• _JOB_: Reproduce every entry below precisely. Pictures are excluded from the copy.

+++++

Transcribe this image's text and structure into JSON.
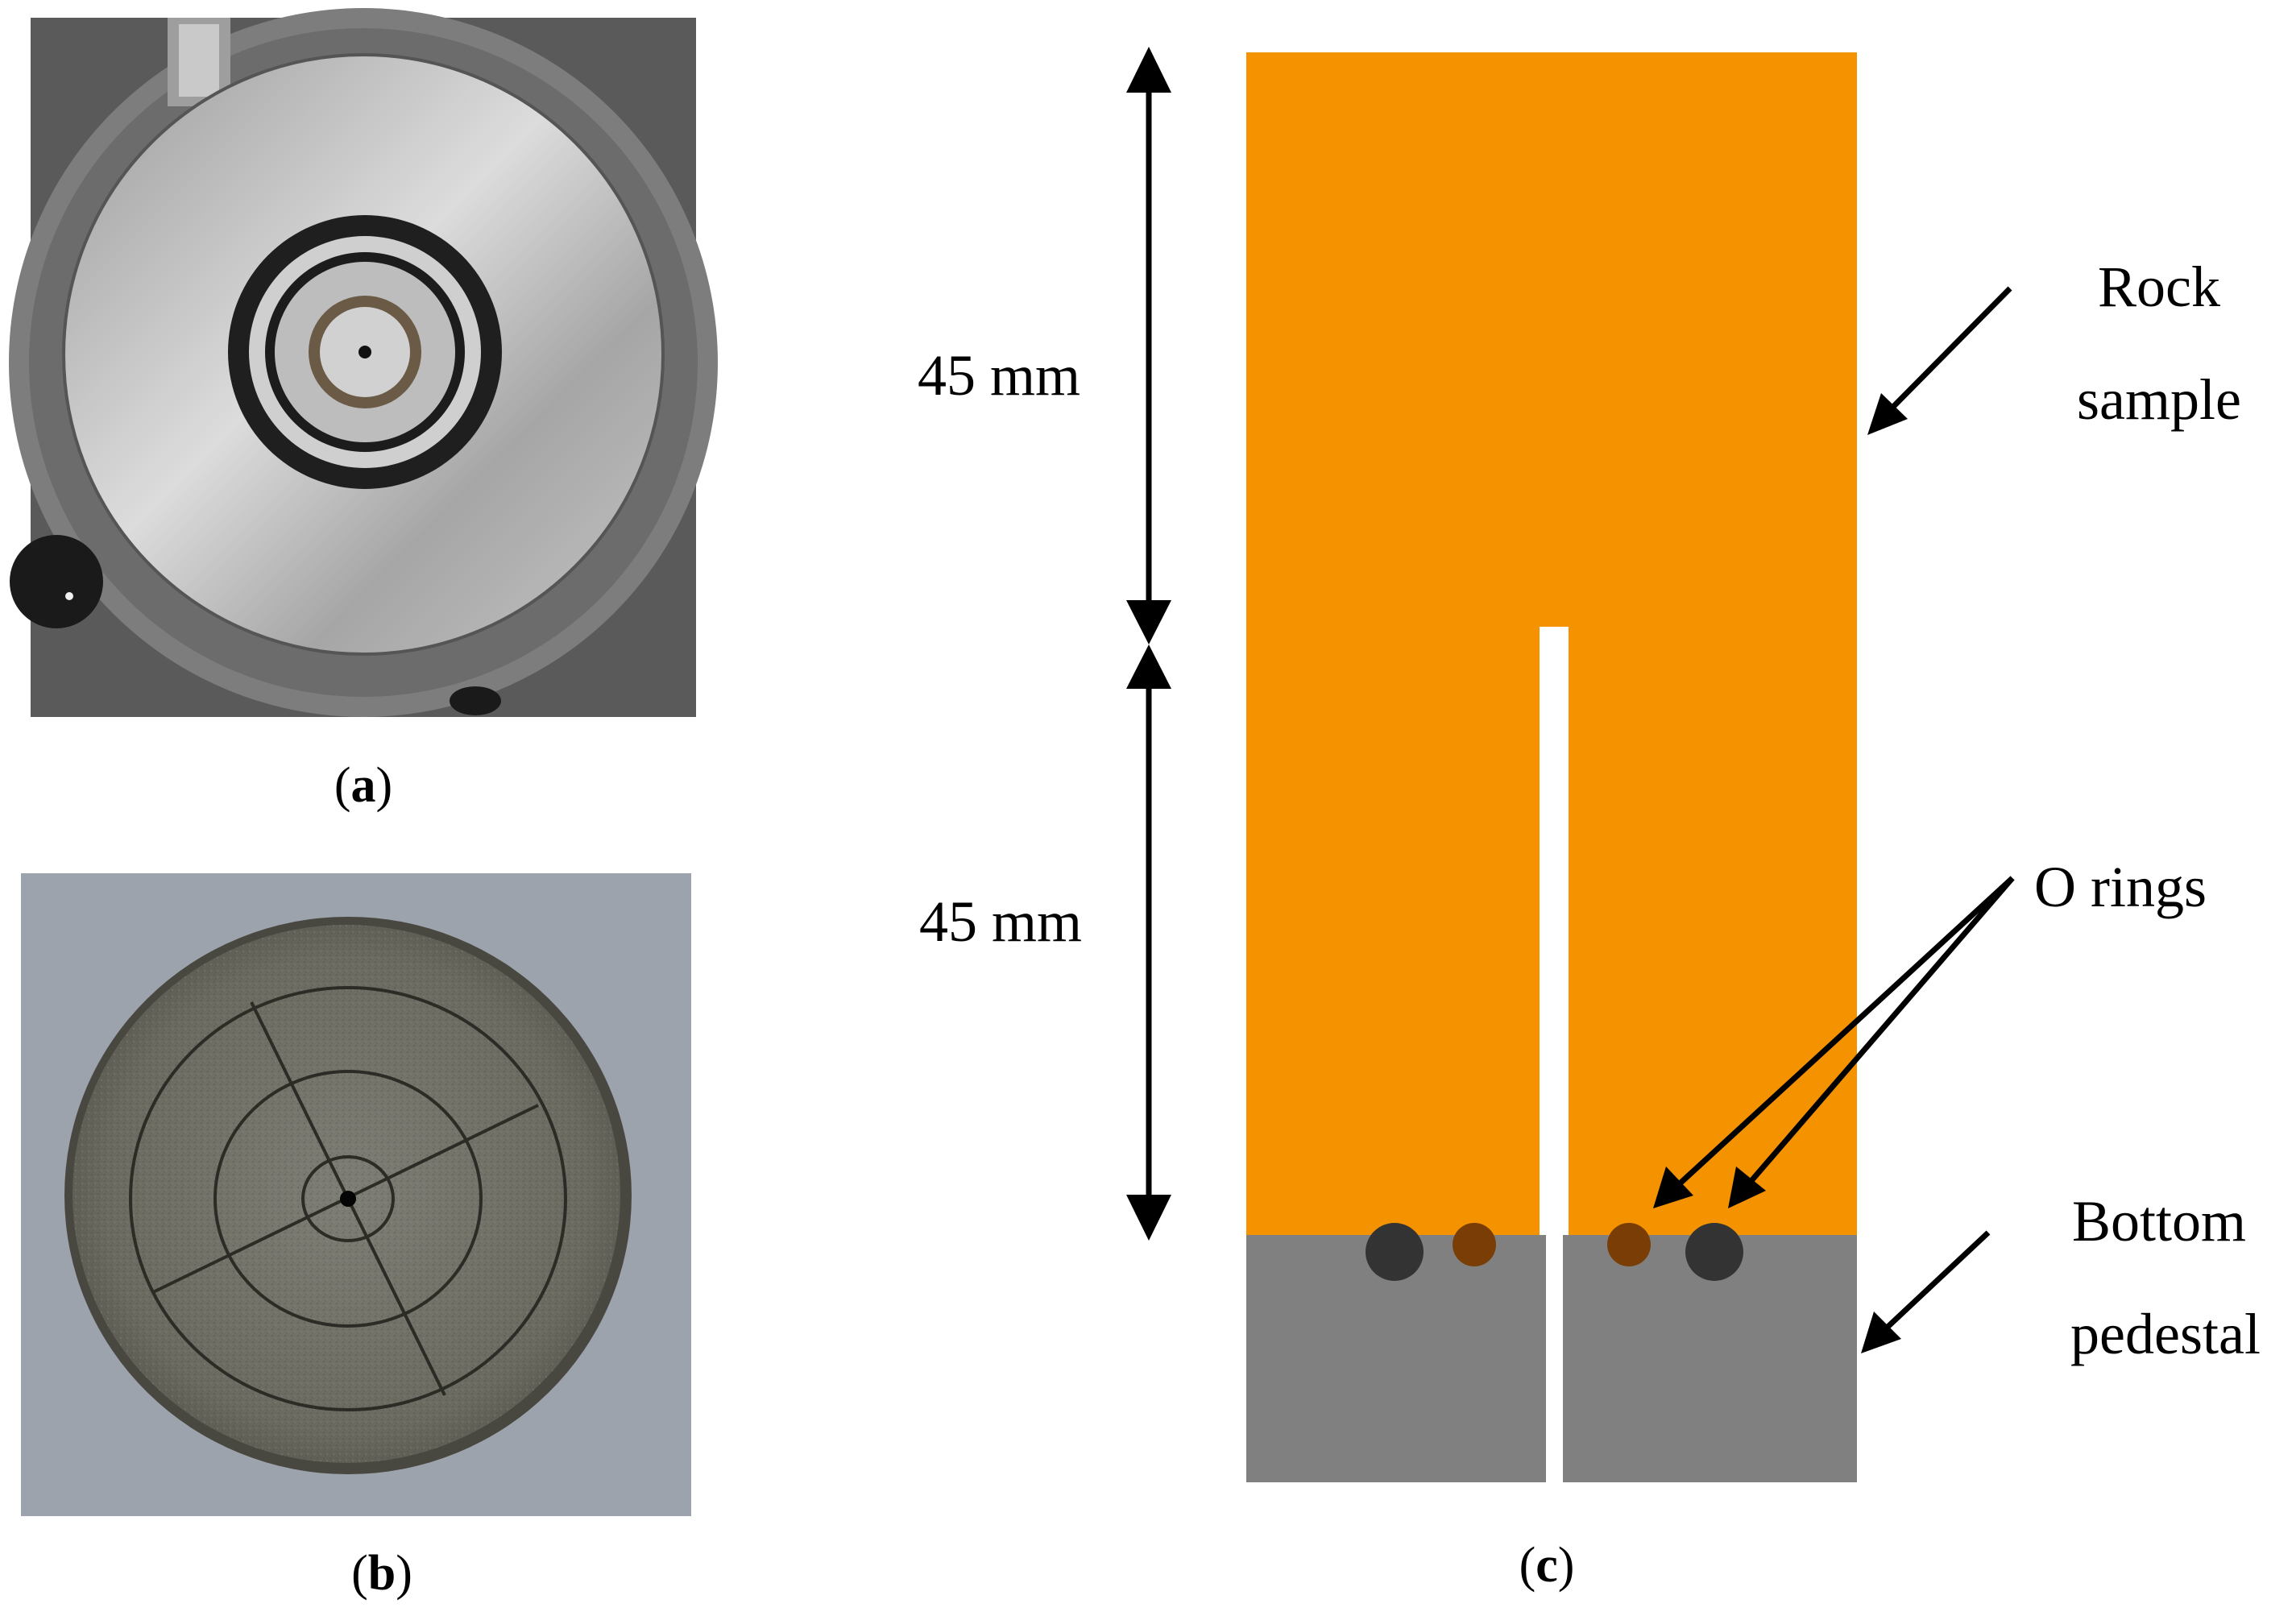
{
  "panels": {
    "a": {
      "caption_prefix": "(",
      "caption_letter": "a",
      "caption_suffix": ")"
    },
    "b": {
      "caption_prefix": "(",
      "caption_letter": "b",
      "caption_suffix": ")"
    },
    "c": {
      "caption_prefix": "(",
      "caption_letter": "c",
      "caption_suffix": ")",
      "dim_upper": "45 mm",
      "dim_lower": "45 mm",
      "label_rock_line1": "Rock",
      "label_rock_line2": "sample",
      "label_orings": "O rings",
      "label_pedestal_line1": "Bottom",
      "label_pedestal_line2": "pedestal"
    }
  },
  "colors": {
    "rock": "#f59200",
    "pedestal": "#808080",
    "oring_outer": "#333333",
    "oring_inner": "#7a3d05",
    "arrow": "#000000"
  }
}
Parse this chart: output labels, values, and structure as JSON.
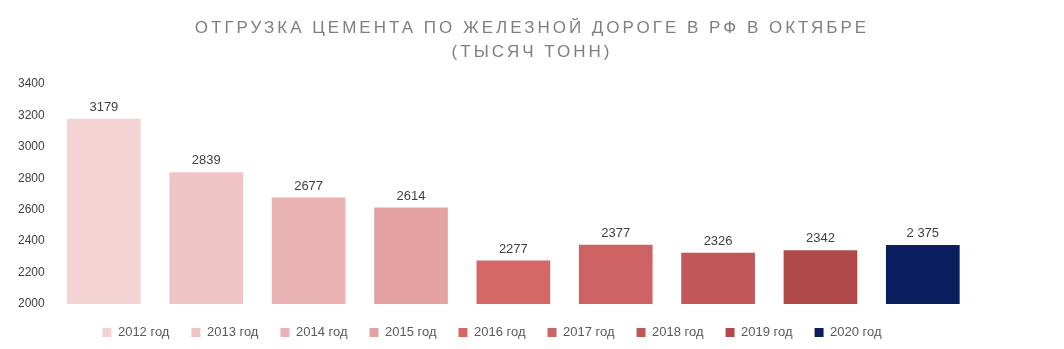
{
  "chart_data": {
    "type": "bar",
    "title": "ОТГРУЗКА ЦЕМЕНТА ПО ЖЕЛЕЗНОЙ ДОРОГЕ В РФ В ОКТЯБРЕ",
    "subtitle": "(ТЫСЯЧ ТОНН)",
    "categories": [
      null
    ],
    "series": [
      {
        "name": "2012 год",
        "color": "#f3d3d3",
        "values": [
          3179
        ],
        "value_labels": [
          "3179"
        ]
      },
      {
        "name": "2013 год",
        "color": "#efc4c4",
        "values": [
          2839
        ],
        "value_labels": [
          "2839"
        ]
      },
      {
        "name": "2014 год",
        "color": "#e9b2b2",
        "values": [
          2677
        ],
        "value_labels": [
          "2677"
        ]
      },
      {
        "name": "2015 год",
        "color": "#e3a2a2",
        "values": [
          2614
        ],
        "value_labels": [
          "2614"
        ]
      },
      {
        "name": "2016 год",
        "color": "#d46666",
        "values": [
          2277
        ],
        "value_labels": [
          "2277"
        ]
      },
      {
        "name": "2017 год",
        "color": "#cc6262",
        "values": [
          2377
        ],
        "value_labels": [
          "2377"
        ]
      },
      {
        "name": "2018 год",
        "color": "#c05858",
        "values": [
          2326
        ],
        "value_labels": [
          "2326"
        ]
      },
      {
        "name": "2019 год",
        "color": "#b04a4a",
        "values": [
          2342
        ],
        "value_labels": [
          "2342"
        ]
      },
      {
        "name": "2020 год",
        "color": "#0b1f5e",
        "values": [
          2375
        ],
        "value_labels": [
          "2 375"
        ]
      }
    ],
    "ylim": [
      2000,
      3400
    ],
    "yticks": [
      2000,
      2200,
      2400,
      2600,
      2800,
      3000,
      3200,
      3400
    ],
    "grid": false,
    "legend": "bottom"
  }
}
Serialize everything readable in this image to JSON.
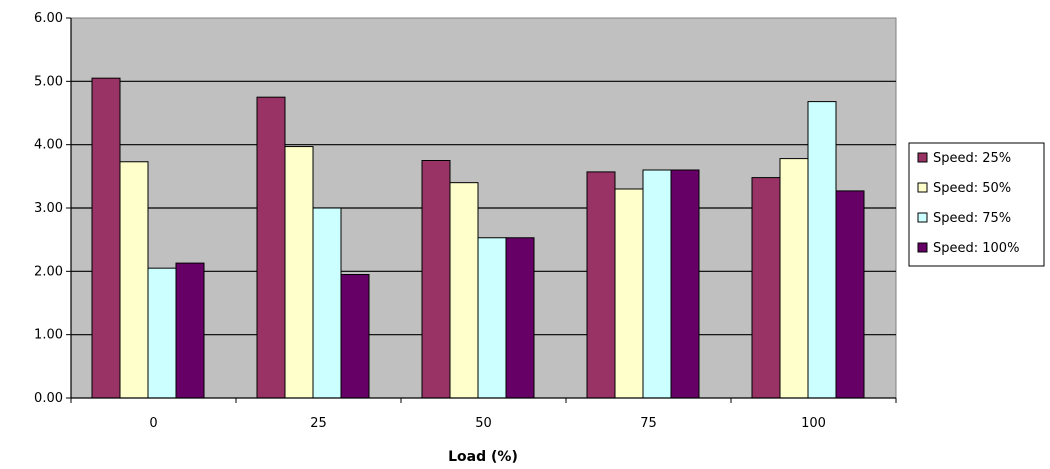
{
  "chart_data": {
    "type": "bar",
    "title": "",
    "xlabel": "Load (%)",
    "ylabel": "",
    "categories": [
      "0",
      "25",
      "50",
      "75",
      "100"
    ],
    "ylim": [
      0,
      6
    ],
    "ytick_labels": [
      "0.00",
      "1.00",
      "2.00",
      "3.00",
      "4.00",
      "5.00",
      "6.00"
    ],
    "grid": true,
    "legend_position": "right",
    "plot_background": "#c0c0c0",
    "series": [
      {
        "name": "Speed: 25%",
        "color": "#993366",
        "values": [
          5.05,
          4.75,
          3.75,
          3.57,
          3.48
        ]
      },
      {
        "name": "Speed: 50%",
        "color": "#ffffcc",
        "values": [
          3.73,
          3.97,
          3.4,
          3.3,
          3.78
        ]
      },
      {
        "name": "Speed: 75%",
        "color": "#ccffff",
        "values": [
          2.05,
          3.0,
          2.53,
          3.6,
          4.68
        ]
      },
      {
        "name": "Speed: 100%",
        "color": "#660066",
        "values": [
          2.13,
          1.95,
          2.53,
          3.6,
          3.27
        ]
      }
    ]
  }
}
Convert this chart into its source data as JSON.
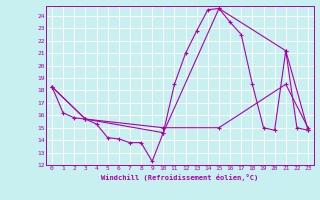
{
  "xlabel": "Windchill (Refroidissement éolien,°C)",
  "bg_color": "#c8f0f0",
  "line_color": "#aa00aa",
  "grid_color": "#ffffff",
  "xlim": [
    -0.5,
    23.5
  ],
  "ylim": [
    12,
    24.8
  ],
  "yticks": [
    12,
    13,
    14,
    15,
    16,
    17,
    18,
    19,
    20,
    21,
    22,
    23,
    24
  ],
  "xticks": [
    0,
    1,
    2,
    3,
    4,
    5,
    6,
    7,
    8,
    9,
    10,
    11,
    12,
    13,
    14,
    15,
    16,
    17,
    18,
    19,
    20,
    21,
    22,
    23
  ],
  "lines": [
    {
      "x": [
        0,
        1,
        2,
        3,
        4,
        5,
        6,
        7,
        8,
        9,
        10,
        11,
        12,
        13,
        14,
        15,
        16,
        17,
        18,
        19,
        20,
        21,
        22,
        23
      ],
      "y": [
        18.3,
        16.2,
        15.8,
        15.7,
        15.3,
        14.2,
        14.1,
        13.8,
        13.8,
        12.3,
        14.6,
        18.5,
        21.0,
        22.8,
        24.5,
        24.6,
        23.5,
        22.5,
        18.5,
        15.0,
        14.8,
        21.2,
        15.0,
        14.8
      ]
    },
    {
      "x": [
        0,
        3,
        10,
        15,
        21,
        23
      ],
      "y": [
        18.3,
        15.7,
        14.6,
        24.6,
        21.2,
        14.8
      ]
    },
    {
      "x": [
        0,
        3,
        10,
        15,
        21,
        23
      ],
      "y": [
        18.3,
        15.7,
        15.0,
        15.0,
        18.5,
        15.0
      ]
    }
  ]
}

+++++

• _SOLUTION TO THIS TASK_:
Transcribe this image's text and structure into JSON.
{
  "panels": {
    "a": {
      "caption_prefix": "(",
      "caption_letter": "a",
      "caption_suffix": ")"
    },
    "b": {
      "caption_prefix": "(",
      "caption_letter": "b",
      "caption_suffix": ")"
    },
    "c": {
      "caption_prefix": "(",
      "caption_letter": "c",
      "caption_suffix": ")",
      "dim_upper": "45 mm",
      "dim_lower": "45 mm",
      "label_rock_line1": "Rock",
      "label_rock_line2": "sample",
      "label_orings": "O rings",
      "label_pedestal_line1": "Bottom",
      "label_pedestal_line2": "pedestal"
    }
  },
  "colors": {
    "rock": "#f59200",
    "pedestal": "#808080",
    "oring_outer": "#333333",
    "oring_inner": "#7a3d05",
    "arrow": "#000000"
  }
}
Parse this chart: output labels, values, and structure as JSON.
{
  "chart_data": {
    "type": "bar",
    "title": "ОТГРУЗКА ЦЕМЕНТА ПО ЖЕЛЕЗНОЙ ДОРОГЕ В РФ В ОКТЯБРЕ",
    "subtitle": "(ТЫСЯЧ ТОНН)",
    "categories": [
      null
    ],
    "series": [
      {
        "name": "2012 год",
        "color": "#f3d3d3",
        "values": [
          3179
        ],
        "value_labels": [
          "3179"
        ]
      },
      {
        "name": "2013 год",
        "color": "#efc4c4",
        "values": [
          2839
        ],
        "value_labels": [
          "2839"
        ]
      },
      {
        "name": "2014 год",
        "color": "#e9b2b2",
        "values": [
          2677
        ],
        "value_labels": [
          "2677"
        ]
      },
      {
        "name": "2015 год",
        "color": "#e3a2a2",
        "values": [
          2614
        ],
        "value_labels": [
          "2614"
        ]
      },
      {
        "name": "2016 год",
        "color": "#d46666",
        "values": [
          2277
        ],
        "value_labels": [
          "2277"
        ]
      },
      {
        "name": "2017 год",
        "color": "#cc6262",
        "values": [
          2377
        ],
        "value_labels": [
          "2377"
        ]
      },
      {
        "name": "2018 год",
        "color": "#c05858",
        "values": [
          2326
        ],
        "value_labels": [
          "2326"
        ]
      },
      {
        "name": "2019 год",
        "color": "#b04a4a",
        "values": [
          2342
        ],
        "value_labels": [
          "2342"
        ]
      },
      {
        "name": "2020 год",
        "color": "#0b1f5e",
        "values": [
          2375
        ],
        "value_labels": [
          "2 375"
        ]
      }
    ],
    "ylim": [
      2000,
      3400
    ],
    "yticks": [
      2000,
      2200,
      2400,
      2600,
      2800,
      3000,
      3200,
      3400
    ],
    "grid": false,
    "legend": "bottom"
  }
}
Serialize everything readable in this image to JSON.
{
  "chart_data": {
    "type": "bar",
    "title": "",
    "xlabel": "Load (%)",
    "ylabel": "",
    "categories": [
      "0",
      "25",
      "50",
      "75",
      "100"
    ],
    "ylim": [
      0,
      6
    ],
    "ytick_labels": [
      "0.00",
      "1.00",
      "2.00",
      "3.00",
      "4.00",
      "5.00",
      "6.00"
    ],
    "grid": true,
    "legend_position": "right",
    "plot_background": "#c0c0c0",
    "series": [
      {
        "name": "Speed: 25%",
        "color": "#993366",
        "values": [
          5.05,
          4.75,
          3.75,
          3.57,
          3.48
        ]
      },
      {
        "name": "Speed: 50%",
        "color": "#ffffcc",
        "values": [
          3.73,
          3.97,
          3.4,
          3.3,
          3.78
        ]
      },
      {
        "name": "Speed: 75%",
        "color": "#ccffff",
        "values": [
          2.05,
          3.0,
          2.53,
          3.6,
          4.68
        ]
      },
      {
        "name": "Speed: 100%",
        "color": "#660066",
        "values": [
          2.13,
          1.95,
          2.53,
          3.6,
          3.27
        ]
      }
    ]
  }
}
Convert this chart into its source data as JSON.
{
  "xlabel": "Windchill (Refroidissement éolien,°C)",
  "bg_color": "#c8f0f0",
  "line_color": "#aa00aa",
  "grid_color": "#ffffff",
  "xlim": [
    -0.5,
    23.5
  ],
  "ylim": [
    12,
    24.8
  ],
  "yticks": [
    12,
    13,
    14,
    15,
    16,
    17,
    18,
    19,
    20,
    21,
    22,
    23,
    24
  ],
  "xticks": [
    0,
    1,
    2,
    3,
    4,
    5,
    6,
    7,
    8,
    9,
    10,
    11,
    12,
    13,
    14,
    15,
    16,
    17,
    18,
    19,
    20,
    21,
    22,
    23
  ],
  "lines": [
    {
      "x": [
        0,
        1,
        2,
        3,
        4,
        5,
        6,
        7,
        8,
        9,
        10,
        11,
        12,
        13,
        14,
        15,
        16,
        17,
        18,
        19,
        20,
        21,
        22,
        23
      ],
      "y": [
        18.3,
        16.2,
        15.8,
        15.7,
        15.3,
        14.2,
        14.1,
        13.8,
        13.8,
        12.3,
        14.6,
        18.5,
        21.0,
        22.8,
        24.5,
        24.6,
        23.5,
        22.5,
        18.5,
        15.0,
        14.8,
        21.2,
        15.0,
        14.8
      ]
    },
    {
      "x": [
        0,
        3,
        10,
        15,
        21,
        23
      ],
      "y": [
        18.3,
        15.7,
        14.6,
        24.6,
        21.2,
        14.8
      ]
    },
    {
      "x": [
        0,
        3,
        10,
        15,
        21,
        23
      ],
      "y": [
        18.3,
        15.7,
        15.0,
        15.0,
        18.5,
        15.0
      ]
    }
  ]
}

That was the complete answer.